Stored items
★ ★ ★
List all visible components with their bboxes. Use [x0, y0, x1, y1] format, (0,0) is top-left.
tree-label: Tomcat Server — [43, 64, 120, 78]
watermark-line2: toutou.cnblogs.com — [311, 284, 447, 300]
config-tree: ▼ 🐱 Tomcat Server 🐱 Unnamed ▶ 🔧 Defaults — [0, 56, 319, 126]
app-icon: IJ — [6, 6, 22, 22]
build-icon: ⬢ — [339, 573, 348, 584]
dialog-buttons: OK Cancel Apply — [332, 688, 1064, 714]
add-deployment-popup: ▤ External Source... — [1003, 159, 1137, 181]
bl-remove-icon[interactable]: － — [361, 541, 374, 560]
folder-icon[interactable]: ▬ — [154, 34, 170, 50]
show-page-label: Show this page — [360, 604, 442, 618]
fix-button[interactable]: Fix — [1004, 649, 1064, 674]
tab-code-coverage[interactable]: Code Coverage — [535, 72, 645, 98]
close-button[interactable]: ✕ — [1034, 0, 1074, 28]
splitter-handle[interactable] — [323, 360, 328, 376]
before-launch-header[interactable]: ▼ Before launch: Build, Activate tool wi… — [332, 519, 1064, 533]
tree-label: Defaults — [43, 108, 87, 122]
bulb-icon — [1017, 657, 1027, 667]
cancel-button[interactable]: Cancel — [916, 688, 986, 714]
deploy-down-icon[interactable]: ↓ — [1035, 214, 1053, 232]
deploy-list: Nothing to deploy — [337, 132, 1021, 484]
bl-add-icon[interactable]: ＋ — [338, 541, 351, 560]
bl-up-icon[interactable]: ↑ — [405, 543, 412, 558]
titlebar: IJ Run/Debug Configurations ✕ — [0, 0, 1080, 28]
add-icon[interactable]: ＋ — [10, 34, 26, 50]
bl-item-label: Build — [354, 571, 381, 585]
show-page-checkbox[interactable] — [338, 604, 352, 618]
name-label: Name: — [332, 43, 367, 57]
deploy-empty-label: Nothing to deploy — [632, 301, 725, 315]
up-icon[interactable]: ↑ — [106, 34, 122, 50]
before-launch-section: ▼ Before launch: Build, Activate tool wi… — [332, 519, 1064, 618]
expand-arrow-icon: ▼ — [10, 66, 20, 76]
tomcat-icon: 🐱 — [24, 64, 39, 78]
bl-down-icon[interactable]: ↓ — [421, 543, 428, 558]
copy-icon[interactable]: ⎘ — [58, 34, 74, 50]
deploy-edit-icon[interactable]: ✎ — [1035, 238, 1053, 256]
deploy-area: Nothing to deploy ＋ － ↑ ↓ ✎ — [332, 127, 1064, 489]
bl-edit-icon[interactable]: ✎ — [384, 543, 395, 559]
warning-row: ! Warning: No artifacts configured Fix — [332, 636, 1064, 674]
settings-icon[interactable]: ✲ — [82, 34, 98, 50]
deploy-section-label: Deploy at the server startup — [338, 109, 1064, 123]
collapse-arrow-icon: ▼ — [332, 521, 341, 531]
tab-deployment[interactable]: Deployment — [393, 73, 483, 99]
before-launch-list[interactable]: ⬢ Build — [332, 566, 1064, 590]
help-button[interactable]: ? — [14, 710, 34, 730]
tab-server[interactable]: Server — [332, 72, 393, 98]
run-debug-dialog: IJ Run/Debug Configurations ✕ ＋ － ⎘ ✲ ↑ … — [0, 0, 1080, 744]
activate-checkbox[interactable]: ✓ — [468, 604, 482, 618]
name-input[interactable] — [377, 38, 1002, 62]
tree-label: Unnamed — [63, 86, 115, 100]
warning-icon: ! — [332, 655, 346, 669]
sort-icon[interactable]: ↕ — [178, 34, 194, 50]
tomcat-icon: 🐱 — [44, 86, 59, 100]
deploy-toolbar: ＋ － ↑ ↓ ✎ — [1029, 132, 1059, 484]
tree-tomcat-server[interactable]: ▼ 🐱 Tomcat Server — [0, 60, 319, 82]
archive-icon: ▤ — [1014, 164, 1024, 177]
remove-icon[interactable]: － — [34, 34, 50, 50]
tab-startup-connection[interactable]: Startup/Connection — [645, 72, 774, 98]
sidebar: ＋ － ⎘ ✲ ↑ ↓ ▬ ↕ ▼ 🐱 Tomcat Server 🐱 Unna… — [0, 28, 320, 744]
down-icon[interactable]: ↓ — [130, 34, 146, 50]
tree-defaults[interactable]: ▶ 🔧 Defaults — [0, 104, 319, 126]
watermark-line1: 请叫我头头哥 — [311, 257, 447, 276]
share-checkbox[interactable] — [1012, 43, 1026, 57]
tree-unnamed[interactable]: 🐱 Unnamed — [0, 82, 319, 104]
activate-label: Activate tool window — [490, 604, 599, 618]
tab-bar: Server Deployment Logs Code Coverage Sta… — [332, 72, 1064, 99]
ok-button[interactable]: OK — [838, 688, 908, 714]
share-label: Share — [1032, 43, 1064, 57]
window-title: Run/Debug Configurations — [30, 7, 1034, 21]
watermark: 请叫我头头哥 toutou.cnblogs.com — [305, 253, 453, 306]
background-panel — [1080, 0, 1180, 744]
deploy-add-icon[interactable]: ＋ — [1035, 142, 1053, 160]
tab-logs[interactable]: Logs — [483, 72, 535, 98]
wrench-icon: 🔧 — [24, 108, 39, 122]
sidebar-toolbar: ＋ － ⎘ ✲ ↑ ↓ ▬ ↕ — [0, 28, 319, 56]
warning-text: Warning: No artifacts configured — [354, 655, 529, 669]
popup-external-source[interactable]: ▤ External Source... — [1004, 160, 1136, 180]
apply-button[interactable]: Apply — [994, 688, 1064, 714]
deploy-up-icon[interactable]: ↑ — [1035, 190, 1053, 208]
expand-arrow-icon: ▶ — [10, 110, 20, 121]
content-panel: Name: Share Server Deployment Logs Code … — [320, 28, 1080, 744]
★ ★ ★
▸ CHALLENGE
Arrange each line of the items above as a JSON list of strings, one string per line, with blank lines left out.

▸ ANSWER
[
  "List all visible components with their bboxes. Use [x0, y0, x1, y1] format, (0,0) is top-left.",
  "tree-label: Tomcat Server — [43, 64, 120, 78]",
  "watermark-line2: toutou.cnblogs.com — [311, 284, 447, 300]",
  "config-tree: ▼ 🐱 Tomcat Server 🐱 Unnamed ▶ 🔧 Defaults — [0, 56, 319, 126]",
  "app-icon: IJ — [6, 6, 22, 22]",
  "build-icon: ⬢ — [339, 573, 348, 584]",
  "dialog-buttons: OK Cancel Apply — [332, 688, 1064, 714]",
  "add-deployment-popup: ▤ External Source... — [1003, 159, 1137, 181]",
  "bl-remove-icon[interactable]: － — [361, 541, 374, 560]",
  "folder-icon[interactable]: ▬ — [154, 34, 170, 50]",
  "show-page-label: Show this page — [360, 604, 442, 618]",
  "fix-button[interactable]: Fix — [1004, 649, 1064, 674]",
  "tab-code-coverage[interactable]: Code Coverage — [535, 72, 645, 98]",
  "close-button[interactable]: ✕ — [1034, 0, 1074, 28]",
  "splitter-handle[interactable] — [323, 360, 328, 376]",
  "before-launch-header[interactable]: ▼ Before launch: Build, Activate tool wi… — [332, 519, 1064, 533]",
  "tree-label: Defaults — [43, 108, 87, 122]",
  "bulb-icon — [1017, 657, 1027, 667]",
  "cancel-button[interactable]: Cancel — [916, 688, 986, 714]",
  "deploy-down-icon[interactable]: ↓ — [1035, 214, 1053, 232]",
  "deploy-list: Nothing to deploy — [337, 132, 1021, 484]",
  "bl-add-icon[interactable]: ＋ — [338, 541, 351, 560]",
  "bl-up-icon[interactable]: ↑ — [405, 543, 412, 558]",
  "titlebar: IJ Run/Debug Configurations ✕ — [0, 0, 1080, 28]",
  "add-icon[interactable]: ＋ — [10, 34, 26, 50]",
  "bl-item-label: Build — [354, 571, 381, 585]",
  "show-page-checkbox[interactable] — [338, 604, 352, 618]",
  "name-label: Name: — [332, 43, 367, 57]",
  "deploy-empty-label: Nothing to deploy — [632, 301, 725, 315]",
  "up-icon[interactable]: ↑ — [106, 34, 122, 50]",
  "before-launch-section: ▼ Before launch: Build, Activate tool wi… — [332, 519, 1064, 618]",
  "expand-arrow-icon: ▼ — [10, 66, 20, 76]",
  "tomcat-icon: 🐱 — [24, 64, 39, 78]",
  "bl-down-icon[interactable]: ↓ — [421, 543, 428, 558]",
  "copy-icon[interactable]: ⎘ — [58, 34, 74, 50]",
  "deploy-edit-icon[interactable]: ✎ — [1035, 238, 1053, 256]",
  "deploy-area: Nothing to deploy ＋ － ↑ ↓ ✎ — [332, 127, 1064, 489]",
  "bl-edit-icon[interactable]: ✎ — [384, 543, 395, 559]",
  "warning-row: ! Warning: No artifacts configured Fix — [332, 636, 1064, 674]",
  "settings-icon[interactable]: ✲ — [82, 34, 98, 50]",
  "deploy-section-label: Deploy at the server startup — [338, 109, 1064, 123]",
  "collapse-arrow-icon: ▼ — [332, 521, 341, 531]",
  "tab-deployment[interactable]: Deployment — [393, 73, 483, 99]",
  "before-launch-list[interactable]: ⬢ Build — [332, 566, 1064, 590]",
  "help-button[interactable]: ? — [14, 710, 34, 730]",
  "tab-server[interactable]: Server — [332, 72, 393, 98]",
  "run-debug-dialog: IJ Run/Debug Configurations ✕ ＋ － ⎘ ✲ ↑ … — [0, 0, 1080, 744]",
  "activate-checkbox[interactable]: ✓ — [468, 604, 482, 618]",
  "name-input[interactable] — [377, 38, 1002, 62]",
  "tree-label: Unnamed — [63, 86, 115, 100]",
  "warning-icon: ! — [332, 655, 346, 669]",
  "sort-icon[interactable]: ↕ — [178, 34, 194, 50]",
  "tomcat-icon: 🐱 — [44, 86, 59, 100]",
  "deploy-toolbar: ＋ － ↑ ↓ ✎ — [1029, 132, 1059, 484]",
  "tree-tomcat-server[interactable]: ▼ 🐱 Tomcat Server — [0, 60, 319, 82]",
  "archive-icon: ▤ — [1014, 164, 1024, 177]",
  "remove-icon[interactable]: － — [34, 34, 50, 50]",
  "tab-startup-connection[interactable]: Startup/Connection — [645, 72, 774, 98]",
  "sidebar: ＋ － ⎘ ✲ ↑ ↓ ▬ ↕ ▼ 🐱 Tomcat Server 🐱 Unna… — [0, 28, 320, 744]",
  "down-icon[interactable]: ↓ — [130, 34, 146, 50]",
  "tree-defaults[interactable]: ▶ 🔧 Defaults — [0, 104, 319, 126]",
  "watermark-line1: 请叫我头头哥 — [311, 257, 447, 276]",
  "share-checkbox[interactable] — [1012, 43, 1026, 57]",
  "tree-unnamed[interactable]: 🐱 Unnamed — [0, 82, 319, 104]",
  "activate-label: Activate tool window — [490, 604, 599, 618]",
  "tab-bar: Server Deployment Logs Code Coverage Sta… — [332, 72, 1064, 99]",
  "ok-button[interactable]: OK — [838, 688, 908, 714]",
  "share-label: Share — [1032, 43, 1064, 57]",
  "window-title: Run/Debug Configurations — [30, 7, 1034, 21]",
  "watermark: 请叫我头头哥 toutou.cnblogs.com — [305, 253, 453, 306]",
  "background-panel — [1080, 0, 1180, 744]",
  "deploy-add-icon[interactable]: ＋ — [1035, 142, 1053, 160]",
  "tab-logs[interactable]: Logs — [483, 72, 535, 98]",
  "wrench-icon: 🔧 — [24, 108, 39, 122]",
  "sidebar-toolbar: ＋ － ⎘ ✲ ↑ ↓ ▬ ↕ — [0, 28, 319, 56]",
  "warning-text: Warning: No artifacts configured — [354, 655, 529, 669]",
  "popup-external-source[interactable]: ▤ External Source... — [1004, 160, 1136, 180]",
  "apply-button[interactable]: Apply — [994, 688, 1064, 714]",
  "deploy-up-icon[interactable]: ↑ — [1035, 190, 1053, 208]",
  "expand-arrow-icon: ▶ — [10, 110, 20, 121]",
  "content-panel: Name: Share Server Deployment Logs Code … — [320, 28, 1080, 744]"
]